[Begin]
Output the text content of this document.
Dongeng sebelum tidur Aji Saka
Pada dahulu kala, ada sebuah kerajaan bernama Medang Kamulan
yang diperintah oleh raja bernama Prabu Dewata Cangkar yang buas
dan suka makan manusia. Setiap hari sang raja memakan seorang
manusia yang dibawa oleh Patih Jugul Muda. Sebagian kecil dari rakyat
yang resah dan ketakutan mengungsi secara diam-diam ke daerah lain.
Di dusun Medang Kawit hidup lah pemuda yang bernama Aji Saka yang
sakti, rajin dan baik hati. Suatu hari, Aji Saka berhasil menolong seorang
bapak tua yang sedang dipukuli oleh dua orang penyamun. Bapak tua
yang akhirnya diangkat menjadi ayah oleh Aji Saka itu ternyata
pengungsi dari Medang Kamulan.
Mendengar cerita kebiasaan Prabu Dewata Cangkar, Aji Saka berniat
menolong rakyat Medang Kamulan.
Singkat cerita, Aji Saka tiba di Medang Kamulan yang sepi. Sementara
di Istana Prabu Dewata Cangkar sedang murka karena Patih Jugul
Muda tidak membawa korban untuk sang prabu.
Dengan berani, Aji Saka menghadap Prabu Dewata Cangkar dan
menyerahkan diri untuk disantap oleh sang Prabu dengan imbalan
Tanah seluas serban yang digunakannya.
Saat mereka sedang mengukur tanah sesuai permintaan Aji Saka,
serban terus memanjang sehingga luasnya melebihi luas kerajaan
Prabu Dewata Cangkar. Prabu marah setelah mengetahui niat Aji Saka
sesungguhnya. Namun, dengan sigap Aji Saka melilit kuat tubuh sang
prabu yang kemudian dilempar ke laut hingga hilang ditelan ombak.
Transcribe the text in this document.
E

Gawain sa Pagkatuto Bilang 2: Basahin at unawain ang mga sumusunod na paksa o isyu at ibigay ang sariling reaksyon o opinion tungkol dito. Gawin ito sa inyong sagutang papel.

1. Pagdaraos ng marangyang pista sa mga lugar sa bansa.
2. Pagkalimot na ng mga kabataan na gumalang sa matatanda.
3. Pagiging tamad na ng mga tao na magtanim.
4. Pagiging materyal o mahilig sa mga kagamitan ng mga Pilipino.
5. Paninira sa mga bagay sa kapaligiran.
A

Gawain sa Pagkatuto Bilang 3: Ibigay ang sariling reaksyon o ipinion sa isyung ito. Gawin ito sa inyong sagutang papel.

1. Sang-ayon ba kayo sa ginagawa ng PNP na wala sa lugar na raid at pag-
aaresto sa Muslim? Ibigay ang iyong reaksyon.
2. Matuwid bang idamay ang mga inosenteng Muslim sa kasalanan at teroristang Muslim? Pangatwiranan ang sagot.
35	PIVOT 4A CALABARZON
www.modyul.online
[End]
[Begin]
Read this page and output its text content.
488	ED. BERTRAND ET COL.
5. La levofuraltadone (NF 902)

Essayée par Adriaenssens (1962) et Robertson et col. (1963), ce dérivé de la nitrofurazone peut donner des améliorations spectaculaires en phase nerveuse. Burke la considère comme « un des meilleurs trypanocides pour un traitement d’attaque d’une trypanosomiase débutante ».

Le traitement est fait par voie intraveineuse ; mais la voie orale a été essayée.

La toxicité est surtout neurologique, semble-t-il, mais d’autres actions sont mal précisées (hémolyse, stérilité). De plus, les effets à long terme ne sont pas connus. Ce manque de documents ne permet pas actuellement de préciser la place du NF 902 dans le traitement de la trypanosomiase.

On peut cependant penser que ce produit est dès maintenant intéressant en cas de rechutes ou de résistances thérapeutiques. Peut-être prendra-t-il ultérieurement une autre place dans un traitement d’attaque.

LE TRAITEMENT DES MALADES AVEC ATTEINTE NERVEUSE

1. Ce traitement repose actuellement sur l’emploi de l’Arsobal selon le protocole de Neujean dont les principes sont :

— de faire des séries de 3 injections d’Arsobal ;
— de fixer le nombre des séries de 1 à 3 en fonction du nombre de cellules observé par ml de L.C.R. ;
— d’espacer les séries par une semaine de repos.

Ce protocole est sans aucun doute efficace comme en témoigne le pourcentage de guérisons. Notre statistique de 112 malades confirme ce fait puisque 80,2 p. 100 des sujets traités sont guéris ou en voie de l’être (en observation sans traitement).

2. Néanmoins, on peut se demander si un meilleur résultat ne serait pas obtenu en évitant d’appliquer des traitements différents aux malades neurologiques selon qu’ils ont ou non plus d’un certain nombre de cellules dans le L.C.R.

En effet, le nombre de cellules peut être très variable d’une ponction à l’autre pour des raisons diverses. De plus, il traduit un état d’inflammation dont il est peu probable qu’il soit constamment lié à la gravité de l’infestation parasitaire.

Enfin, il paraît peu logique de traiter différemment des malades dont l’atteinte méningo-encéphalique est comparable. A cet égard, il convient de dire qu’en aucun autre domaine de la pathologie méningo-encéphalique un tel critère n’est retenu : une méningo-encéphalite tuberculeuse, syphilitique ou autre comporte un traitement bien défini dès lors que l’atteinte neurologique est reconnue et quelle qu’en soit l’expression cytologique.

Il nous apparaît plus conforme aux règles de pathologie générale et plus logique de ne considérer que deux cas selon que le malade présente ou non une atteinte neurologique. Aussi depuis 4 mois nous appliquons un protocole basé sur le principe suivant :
[End]
[Begin]
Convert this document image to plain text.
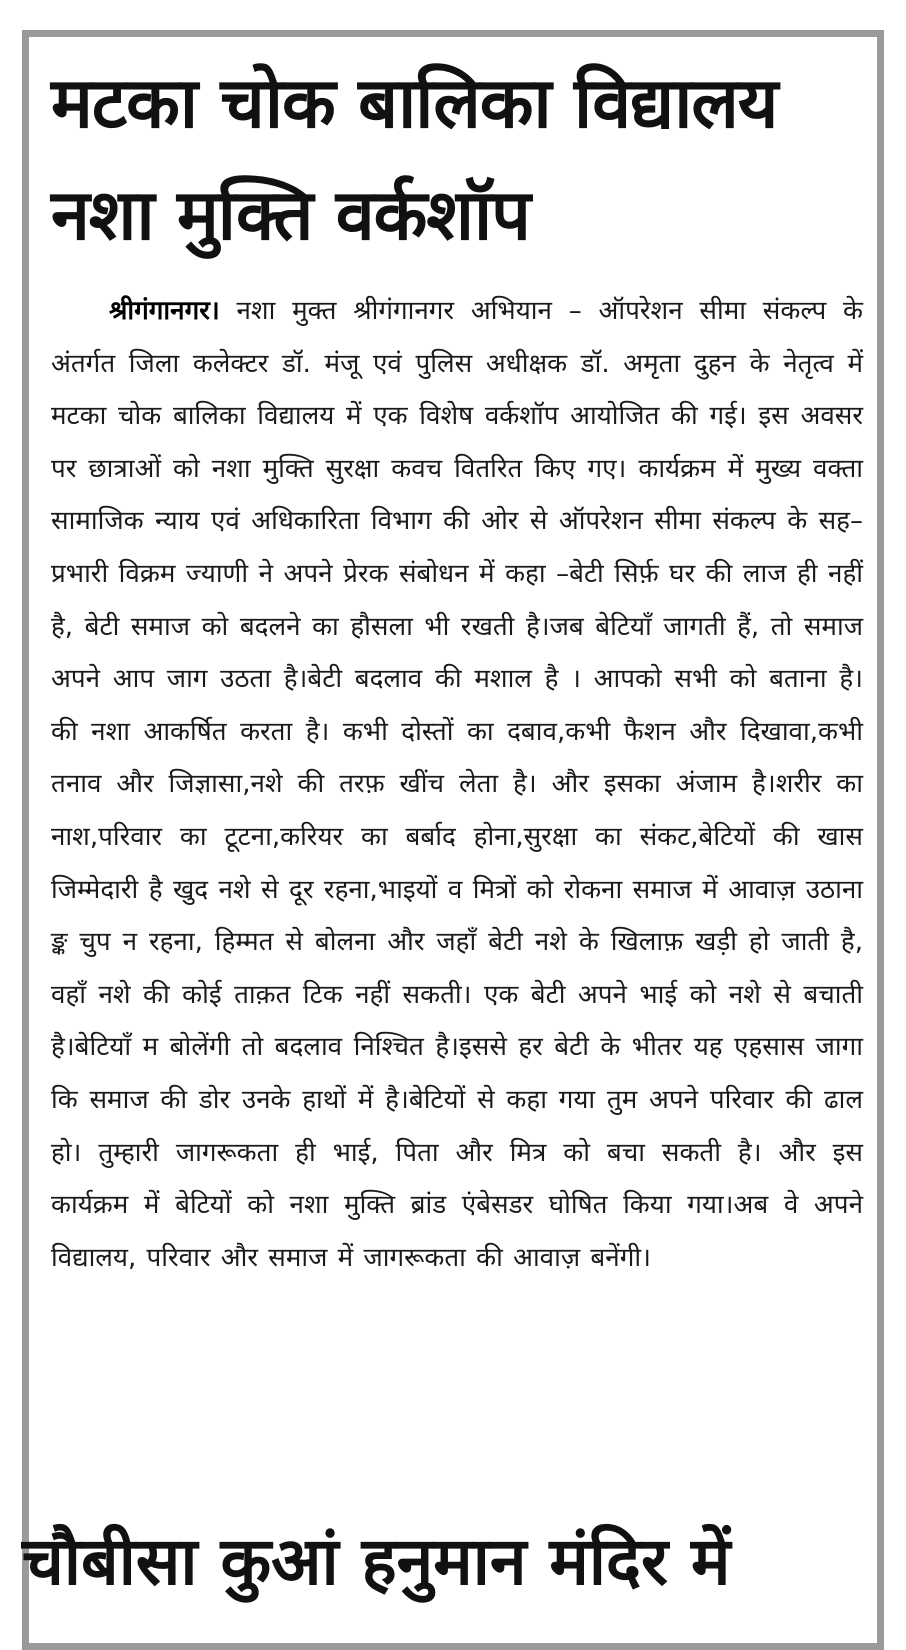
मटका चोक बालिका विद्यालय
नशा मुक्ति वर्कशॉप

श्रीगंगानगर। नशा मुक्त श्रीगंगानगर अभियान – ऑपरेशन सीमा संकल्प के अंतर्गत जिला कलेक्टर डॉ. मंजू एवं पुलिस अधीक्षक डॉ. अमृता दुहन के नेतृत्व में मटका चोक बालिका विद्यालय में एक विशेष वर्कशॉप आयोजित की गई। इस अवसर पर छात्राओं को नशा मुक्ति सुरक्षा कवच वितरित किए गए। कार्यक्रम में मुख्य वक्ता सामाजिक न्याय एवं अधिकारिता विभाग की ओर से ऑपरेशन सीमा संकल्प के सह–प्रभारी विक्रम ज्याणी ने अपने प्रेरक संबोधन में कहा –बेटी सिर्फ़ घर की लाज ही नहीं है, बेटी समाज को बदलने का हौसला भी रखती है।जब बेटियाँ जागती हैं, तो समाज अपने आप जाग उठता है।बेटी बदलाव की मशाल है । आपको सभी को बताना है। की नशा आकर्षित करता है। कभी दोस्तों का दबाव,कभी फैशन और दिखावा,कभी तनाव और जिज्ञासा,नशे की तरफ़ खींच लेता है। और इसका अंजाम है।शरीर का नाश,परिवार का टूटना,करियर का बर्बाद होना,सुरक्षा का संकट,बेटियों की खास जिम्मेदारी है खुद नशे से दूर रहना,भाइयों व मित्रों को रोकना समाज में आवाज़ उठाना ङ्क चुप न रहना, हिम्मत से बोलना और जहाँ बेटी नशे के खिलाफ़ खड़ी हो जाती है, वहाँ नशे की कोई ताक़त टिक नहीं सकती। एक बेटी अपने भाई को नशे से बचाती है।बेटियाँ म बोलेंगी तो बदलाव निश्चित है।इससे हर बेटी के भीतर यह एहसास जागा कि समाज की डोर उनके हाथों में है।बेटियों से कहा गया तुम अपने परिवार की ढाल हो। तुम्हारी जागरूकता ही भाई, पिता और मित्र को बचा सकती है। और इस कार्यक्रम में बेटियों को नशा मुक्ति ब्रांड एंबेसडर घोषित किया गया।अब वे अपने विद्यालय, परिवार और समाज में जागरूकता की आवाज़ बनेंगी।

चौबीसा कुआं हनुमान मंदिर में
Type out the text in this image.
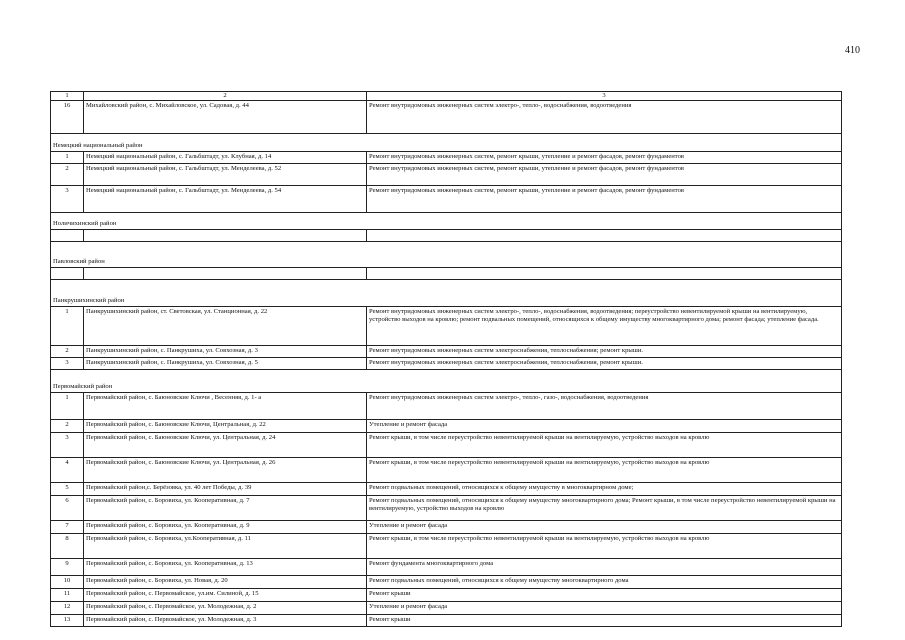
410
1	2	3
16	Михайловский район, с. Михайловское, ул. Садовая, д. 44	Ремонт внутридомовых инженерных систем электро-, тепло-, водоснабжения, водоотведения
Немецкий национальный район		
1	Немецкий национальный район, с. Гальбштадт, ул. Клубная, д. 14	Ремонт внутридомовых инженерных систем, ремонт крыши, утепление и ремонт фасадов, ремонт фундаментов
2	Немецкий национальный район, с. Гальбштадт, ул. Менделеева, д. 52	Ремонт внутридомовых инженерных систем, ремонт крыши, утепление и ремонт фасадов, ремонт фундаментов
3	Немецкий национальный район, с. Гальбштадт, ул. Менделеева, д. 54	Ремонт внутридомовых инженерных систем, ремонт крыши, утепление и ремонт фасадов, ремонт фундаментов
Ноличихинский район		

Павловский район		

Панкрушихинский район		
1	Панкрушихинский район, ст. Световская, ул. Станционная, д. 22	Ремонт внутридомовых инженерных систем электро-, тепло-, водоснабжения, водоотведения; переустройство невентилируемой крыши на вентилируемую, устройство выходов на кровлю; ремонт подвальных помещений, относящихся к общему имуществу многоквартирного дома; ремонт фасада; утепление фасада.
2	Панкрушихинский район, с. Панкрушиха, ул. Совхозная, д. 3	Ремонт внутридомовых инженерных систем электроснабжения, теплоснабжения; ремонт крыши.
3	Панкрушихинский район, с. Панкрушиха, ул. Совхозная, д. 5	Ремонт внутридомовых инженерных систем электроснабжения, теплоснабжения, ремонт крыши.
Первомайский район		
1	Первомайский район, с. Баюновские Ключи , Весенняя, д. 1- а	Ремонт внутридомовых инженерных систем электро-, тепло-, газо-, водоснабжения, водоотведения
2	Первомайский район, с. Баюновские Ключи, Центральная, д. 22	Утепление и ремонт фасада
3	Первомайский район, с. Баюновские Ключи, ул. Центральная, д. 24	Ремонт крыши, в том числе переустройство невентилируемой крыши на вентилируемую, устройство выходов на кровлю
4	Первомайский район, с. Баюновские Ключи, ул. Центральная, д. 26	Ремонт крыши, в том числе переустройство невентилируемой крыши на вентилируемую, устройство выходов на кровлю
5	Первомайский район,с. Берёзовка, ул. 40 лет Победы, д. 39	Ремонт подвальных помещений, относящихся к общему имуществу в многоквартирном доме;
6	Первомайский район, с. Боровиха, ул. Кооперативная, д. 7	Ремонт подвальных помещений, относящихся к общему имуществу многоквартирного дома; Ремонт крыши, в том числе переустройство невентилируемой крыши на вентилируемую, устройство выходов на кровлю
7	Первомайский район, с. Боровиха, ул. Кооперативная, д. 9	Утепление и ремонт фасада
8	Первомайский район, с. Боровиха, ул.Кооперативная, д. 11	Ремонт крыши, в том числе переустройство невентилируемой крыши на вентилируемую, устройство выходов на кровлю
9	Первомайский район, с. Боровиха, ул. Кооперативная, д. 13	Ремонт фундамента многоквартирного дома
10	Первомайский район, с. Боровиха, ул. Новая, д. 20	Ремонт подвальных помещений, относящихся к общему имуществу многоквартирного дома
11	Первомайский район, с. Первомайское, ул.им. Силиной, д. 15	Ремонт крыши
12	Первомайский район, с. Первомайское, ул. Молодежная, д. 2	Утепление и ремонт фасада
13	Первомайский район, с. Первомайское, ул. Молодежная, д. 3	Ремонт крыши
[End]
• PROBLEM REQUIREMENTS: Show the lines where the word "untuk" appears in the entries.

• WRITTEN RESPONSE:
Muda tidak membawa korban untuk sang prabu.
menyerahkan diri untuk disantap oleh sang Prabu dengan imbalan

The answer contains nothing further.